(Dataset entries on figures)
|---|
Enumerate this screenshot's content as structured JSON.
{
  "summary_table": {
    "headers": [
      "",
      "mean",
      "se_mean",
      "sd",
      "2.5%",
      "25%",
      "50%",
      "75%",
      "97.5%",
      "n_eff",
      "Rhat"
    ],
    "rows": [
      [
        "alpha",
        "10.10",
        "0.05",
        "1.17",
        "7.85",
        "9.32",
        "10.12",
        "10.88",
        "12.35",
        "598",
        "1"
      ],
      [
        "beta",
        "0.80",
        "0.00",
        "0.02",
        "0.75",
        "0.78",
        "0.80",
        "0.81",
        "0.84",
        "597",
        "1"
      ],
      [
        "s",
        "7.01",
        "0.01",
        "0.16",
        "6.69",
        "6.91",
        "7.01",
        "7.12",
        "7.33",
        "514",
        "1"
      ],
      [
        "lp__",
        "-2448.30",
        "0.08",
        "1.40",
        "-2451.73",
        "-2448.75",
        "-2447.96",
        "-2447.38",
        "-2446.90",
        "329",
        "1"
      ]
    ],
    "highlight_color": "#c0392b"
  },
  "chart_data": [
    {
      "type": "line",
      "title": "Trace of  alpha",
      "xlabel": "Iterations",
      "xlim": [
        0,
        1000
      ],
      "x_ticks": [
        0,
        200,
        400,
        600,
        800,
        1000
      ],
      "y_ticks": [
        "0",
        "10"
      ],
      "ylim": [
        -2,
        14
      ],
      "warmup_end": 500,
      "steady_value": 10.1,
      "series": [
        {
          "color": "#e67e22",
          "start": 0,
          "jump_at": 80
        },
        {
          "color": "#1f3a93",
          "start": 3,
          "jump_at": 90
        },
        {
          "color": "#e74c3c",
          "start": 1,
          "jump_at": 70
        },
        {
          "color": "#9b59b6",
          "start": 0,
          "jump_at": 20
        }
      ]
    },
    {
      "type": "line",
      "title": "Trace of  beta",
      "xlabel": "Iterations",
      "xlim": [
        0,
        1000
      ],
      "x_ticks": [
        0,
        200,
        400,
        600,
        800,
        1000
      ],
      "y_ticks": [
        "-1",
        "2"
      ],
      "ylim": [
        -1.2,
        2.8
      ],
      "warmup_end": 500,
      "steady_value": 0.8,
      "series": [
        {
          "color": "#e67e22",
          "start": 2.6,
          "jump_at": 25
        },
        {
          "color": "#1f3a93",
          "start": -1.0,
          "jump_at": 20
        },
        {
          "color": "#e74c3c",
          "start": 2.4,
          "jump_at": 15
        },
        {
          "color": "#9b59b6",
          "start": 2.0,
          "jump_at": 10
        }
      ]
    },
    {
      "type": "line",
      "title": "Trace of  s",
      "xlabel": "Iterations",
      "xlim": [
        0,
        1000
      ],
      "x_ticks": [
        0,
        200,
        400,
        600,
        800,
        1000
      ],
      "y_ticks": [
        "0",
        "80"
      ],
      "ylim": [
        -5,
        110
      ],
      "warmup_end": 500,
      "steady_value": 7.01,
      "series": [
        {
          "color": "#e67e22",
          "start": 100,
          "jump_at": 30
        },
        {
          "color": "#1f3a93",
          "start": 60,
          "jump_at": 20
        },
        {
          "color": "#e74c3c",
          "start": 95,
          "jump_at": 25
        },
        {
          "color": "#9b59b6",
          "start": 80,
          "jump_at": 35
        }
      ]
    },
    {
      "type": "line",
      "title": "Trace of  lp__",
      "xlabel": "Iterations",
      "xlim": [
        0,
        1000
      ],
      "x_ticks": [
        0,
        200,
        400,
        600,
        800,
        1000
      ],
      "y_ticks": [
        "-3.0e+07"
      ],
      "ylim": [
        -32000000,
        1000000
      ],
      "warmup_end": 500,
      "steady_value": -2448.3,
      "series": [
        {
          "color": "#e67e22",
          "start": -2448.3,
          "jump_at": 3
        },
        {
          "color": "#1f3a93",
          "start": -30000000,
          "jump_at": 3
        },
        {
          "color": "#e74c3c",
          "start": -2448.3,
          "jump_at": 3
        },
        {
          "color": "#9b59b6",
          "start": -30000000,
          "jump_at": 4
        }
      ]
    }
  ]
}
|---|
**Exercise requirements:** Count how many lines in the data contain the word "Trace", giving the number without comment.

**Problem solution:** 4